▶ [Directive]:
Scan the data below for the string "Latitude". Show every line where it turns up.
[start]
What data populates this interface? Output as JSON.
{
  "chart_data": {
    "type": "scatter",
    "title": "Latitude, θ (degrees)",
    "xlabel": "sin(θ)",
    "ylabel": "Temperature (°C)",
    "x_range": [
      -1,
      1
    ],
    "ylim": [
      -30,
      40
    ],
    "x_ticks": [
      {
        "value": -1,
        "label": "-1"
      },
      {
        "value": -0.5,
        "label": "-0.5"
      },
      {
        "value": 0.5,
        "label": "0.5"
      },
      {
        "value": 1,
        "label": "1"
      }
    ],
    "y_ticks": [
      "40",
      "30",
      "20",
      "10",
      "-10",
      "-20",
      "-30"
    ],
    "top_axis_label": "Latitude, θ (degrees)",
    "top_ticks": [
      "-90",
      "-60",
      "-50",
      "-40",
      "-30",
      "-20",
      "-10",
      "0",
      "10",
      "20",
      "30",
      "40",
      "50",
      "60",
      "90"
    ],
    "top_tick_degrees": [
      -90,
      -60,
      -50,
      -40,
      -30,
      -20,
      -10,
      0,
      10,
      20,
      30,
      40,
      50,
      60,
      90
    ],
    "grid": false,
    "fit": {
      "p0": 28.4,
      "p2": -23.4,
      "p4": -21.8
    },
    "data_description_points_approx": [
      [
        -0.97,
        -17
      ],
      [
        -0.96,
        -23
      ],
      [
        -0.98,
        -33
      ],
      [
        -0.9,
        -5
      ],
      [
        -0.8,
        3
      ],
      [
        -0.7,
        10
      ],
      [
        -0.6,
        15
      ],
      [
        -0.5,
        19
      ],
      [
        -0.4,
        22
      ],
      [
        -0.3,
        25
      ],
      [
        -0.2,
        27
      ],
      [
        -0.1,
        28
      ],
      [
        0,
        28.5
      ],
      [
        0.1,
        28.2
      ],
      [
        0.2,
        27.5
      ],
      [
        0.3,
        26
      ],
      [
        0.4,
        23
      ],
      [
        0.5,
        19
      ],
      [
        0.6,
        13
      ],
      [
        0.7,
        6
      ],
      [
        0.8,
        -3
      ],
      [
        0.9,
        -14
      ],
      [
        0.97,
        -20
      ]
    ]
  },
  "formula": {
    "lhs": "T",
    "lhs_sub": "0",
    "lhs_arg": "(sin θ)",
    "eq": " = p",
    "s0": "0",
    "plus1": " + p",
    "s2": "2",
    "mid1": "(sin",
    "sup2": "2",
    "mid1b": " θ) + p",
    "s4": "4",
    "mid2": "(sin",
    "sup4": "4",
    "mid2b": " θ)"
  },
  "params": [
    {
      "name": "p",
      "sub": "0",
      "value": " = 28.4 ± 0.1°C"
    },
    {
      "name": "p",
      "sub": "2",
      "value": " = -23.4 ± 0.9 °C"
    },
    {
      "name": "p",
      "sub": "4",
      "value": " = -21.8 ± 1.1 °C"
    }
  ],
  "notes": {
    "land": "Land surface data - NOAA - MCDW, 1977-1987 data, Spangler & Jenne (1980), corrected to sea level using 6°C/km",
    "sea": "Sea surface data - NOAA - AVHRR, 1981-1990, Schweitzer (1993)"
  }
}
[end]
▶ [Answer to the task]:
    "title": "Latitude, θ (degrees)",
    "top_axis_label": "Latitude, θ (degrees)",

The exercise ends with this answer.